Data entries:
-- -- --
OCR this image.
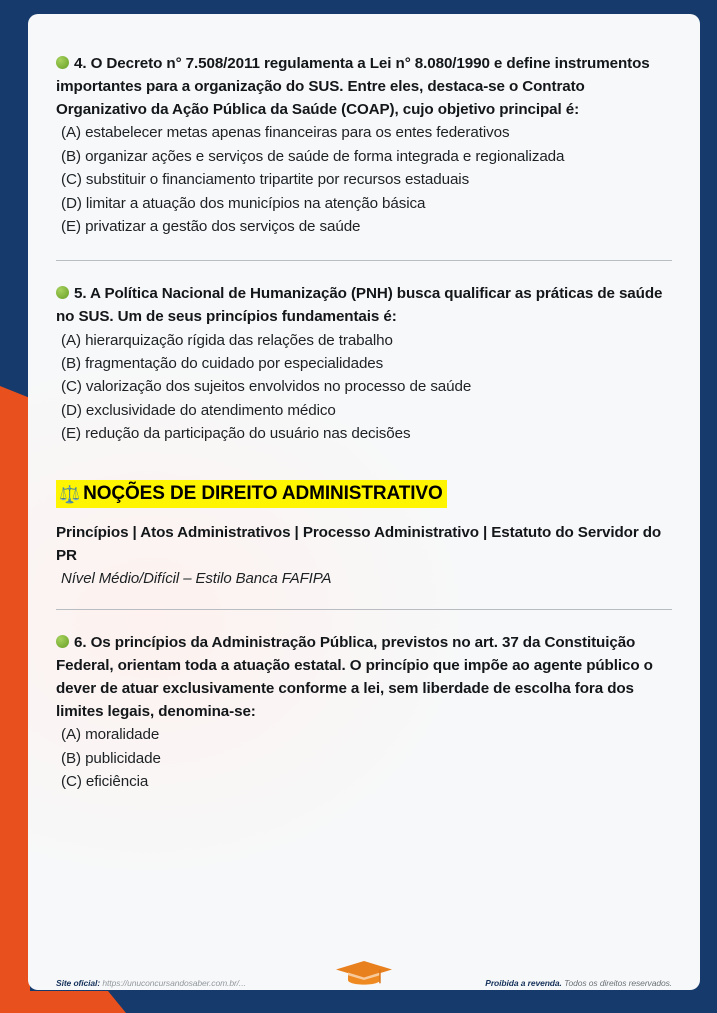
4. O Decreto n° 7.508/2011 regulamenta a Lei n° 8.080/1990 e define instrumentos importantes para a organização do SUS. Entre eles, destaca-se o Contrato Organizativo da Ação Pública da Saúde (COAP), cujo objetivo principal é:

(A) estabelecer metas apenas financeiras para os entes federativos
(B) organizar ações e serviços de saúde de forma integrada e regionalizada
(C) substituir o financiamento tripartite por recursos estaduais
(D) limitar a atuação dos municípios na atenção básica
(E) privatizar a gestão dos serviços de saúde

5. A Política Nacional de Humanização (PNH) busca qualificar as práticas de saúde no SUS. Um de seus princípios fundamentais é:

(A) hierarquização rígida das relações de trabalho
(B) fragmentação do cuidado por especialidades
(C) valorização dos sujeitos envolvidos no processo de saúde
(D) exclusividade do atendimento médico
(E) redução da participação do usuário nas decisões
⚖️ NOÇÕES DE DIREITO ADMINISTRATIVO

Princípios | Atos Administrativos | Processo Administrativo | Estatuto do Servidor do PR

Nível Médio/Difícil – Estilo Banca FAFIPA

6. Os princípios da Administração Pública, previstos no art. 37 da Constituição Federal, orientam toda a atuação estatal. O princípio que impõe ao agente público o dever de atuar exclusivamente conforme a lei, sem liberdade de escolha fora dos limites legais, denomina-se:

(A) moralidade
(B) publicidade
(C) eficiência
Site oficial: https://unuconcursandosaber.com.br/...	Proibida a revenda. Todos os direitos reservados.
-- -- --
__YOUR INSTRUCTIONS__
Reproduce every record word for word. The copy must contain no pictures.

__REPLY TO THE TASK__
OCR this image.
4. O Decreto n° 7.508/2011 regulamenta a Lei n° 8.080/1990 e define instrumentos importantes para a organização do SUS. Entre eles, destaca-se o Contrato Organizativo da Ação Pública da Saúde (COAP), cujo objetivo principal é:

(A) estabelecer metas apenas financeiras para os entes federativos
(B) organizar ações e serviços de saúde de forma integrada e regionalizada
(C) substituir o financiamento tripartite por recursos estaduais
(D) limitar a atuação dos municípios na atenção básica
(E) privatizar a gestão dos serviços de saúde

5. A Política Nacional de Humanização (PNH) busca qualificar as práticas de saúde no SUS. Um de seus princípios fundamentais é:

(A) hierarquização rígida das relações de trabalho
(B) fragmentação do cuidado por especialidades
(C) valorização dos sujeitos envolvidos no processo de saúde
(D) exclusividade do atendimento médico
(E) redução da participação do usuário nas decisões
⚖️ NOÇÕES DE DIREITO ADMINISTRATIVO

Princípios | Atos Administrativos | Processo Administrativo | Estatuto do Servidor do PR

Nível Médio/Difícil – Estilo Banca FAFIPA

6. Os princípios da Administração Pública, previstos no art. 37 da Constituição Federal, orientam toda a atuação estatal. O princípio que impõe ao agente público o dever de atuar exclusivamente conforme a lei, sem liberdade de escolha fora dos limites legais, denomina-se:

(A) moralidade
(B) publicidade
(C) eficiência
Site oficial: https://unuconcursandosaber.com.br/...	Proibida a revenda. Todos os direitos reservados.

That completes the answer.